* _THE PROBLEM_: Starting with the line that has "Type out the text in this image." in it, repeat every line through the last one, word for word, and give nothing more.

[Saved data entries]
*****

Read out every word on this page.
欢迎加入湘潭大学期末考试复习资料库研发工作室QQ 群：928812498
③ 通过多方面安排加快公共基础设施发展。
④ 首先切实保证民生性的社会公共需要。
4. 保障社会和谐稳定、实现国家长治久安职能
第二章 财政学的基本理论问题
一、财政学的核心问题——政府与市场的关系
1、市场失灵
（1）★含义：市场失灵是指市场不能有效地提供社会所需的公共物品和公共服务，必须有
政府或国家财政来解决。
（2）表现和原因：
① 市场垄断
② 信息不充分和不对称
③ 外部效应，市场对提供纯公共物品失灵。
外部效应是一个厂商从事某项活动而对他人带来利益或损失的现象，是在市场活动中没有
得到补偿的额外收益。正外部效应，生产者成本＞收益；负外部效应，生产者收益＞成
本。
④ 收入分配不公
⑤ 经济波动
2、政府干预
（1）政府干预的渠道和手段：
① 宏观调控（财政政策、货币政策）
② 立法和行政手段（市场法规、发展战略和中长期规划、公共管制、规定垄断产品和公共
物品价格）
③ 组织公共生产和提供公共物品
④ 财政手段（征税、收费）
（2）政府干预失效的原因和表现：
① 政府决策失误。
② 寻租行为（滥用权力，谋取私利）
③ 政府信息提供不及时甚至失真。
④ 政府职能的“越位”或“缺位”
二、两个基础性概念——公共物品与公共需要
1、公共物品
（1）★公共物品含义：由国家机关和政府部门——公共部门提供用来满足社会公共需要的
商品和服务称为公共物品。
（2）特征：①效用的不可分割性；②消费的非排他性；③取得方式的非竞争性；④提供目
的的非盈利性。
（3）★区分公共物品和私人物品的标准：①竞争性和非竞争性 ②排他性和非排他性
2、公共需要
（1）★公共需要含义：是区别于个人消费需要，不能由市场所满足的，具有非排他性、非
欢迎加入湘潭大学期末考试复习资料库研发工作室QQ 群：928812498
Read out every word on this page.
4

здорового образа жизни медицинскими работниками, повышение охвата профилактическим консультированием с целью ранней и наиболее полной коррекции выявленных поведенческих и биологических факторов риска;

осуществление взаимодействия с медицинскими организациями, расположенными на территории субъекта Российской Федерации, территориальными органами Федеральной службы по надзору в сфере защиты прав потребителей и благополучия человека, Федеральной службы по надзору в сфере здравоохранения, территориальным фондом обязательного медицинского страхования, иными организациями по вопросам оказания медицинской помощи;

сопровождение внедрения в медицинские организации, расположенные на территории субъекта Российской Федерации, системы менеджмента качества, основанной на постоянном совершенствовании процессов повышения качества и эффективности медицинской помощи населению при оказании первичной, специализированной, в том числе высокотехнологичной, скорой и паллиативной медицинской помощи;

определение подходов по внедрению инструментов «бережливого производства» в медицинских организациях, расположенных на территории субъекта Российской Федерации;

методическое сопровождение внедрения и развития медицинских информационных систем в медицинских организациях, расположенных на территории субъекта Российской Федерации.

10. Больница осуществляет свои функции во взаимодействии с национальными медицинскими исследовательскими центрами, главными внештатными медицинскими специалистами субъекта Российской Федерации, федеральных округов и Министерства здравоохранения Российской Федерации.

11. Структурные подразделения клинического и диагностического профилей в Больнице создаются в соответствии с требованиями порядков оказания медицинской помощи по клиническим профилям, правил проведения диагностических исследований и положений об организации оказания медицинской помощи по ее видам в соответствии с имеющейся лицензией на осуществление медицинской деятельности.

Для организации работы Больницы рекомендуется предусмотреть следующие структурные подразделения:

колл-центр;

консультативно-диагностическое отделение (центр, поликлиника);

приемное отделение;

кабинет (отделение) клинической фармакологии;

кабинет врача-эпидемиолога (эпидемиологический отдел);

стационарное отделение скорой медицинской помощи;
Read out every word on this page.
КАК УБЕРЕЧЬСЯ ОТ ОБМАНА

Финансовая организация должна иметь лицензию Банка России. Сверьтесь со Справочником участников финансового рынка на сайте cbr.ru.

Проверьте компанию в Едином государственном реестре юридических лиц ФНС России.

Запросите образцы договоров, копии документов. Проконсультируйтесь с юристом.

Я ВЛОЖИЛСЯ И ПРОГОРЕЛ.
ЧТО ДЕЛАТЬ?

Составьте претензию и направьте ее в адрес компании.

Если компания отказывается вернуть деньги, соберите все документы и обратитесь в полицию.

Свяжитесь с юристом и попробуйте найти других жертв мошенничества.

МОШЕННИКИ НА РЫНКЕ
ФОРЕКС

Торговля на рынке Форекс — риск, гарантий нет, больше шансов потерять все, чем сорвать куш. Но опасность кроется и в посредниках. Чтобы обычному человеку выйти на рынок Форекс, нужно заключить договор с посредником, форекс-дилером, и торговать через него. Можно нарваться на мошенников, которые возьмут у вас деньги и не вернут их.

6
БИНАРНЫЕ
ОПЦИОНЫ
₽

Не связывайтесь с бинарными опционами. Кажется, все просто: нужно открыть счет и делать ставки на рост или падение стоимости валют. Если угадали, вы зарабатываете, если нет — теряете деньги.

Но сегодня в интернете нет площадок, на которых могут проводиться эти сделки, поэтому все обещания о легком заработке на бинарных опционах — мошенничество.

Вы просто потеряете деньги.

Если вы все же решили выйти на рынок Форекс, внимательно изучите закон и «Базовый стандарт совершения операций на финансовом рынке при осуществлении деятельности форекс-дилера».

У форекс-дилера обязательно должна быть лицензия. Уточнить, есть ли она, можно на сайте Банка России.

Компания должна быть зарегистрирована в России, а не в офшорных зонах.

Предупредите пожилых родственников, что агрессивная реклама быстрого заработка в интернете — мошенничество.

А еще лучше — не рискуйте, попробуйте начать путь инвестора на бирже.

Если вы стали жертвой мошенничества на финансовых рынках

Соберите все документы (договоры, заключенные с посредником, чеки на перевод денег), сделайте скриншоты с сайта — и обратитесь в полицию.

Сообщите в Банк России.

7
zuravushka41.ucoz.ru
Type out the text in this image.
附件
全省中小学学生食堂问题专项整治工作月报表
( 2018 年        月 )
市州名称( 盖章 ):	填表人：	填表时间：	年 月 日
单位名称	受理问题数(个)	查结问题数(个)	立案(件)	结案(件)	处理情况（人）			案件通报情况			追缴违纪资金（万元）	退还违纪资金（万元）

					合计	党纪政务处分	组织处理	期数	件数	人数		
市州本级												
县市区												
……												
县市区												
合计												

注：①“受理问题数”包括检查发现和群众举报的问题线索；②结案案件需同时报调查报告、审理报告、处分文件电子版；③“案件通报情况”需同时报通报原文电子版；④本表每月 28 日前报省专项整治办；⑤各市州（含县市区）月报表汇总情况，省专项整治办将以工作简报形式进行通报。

*****

* _COMPLETED TASK_:
Type out the text in this image.
附件
全省中小学学生食堂问题专项整治工作月报表
( 2018 年        月 )
市州名称( 盖章 ):	填表人：	填表时间：	年 月 日
单位名称	受理问题数(个)	查结问题数(个)	立案(件)	结案(件)	处理情况（人）			案件通报情况			追缴违纪资金（万元）	退还违纪资金（万元）

					合计	党纪政务处分	组织处理	期数	件数	人数		
市州本级												
县市区												
……												
县市区												
合计												

注：①“受理问题数”包括检查发现和群众举报的问题线索；②结案案件需同时报调查报告、审理报告、处分文件电子版；③“案件通报情况”需同时报通报原文电子版；④本表每月 28 日前报省专项整治办；⑤各市州（含县市区）月报表汇总情况，省专项整治办将以工作简报形式进行通报。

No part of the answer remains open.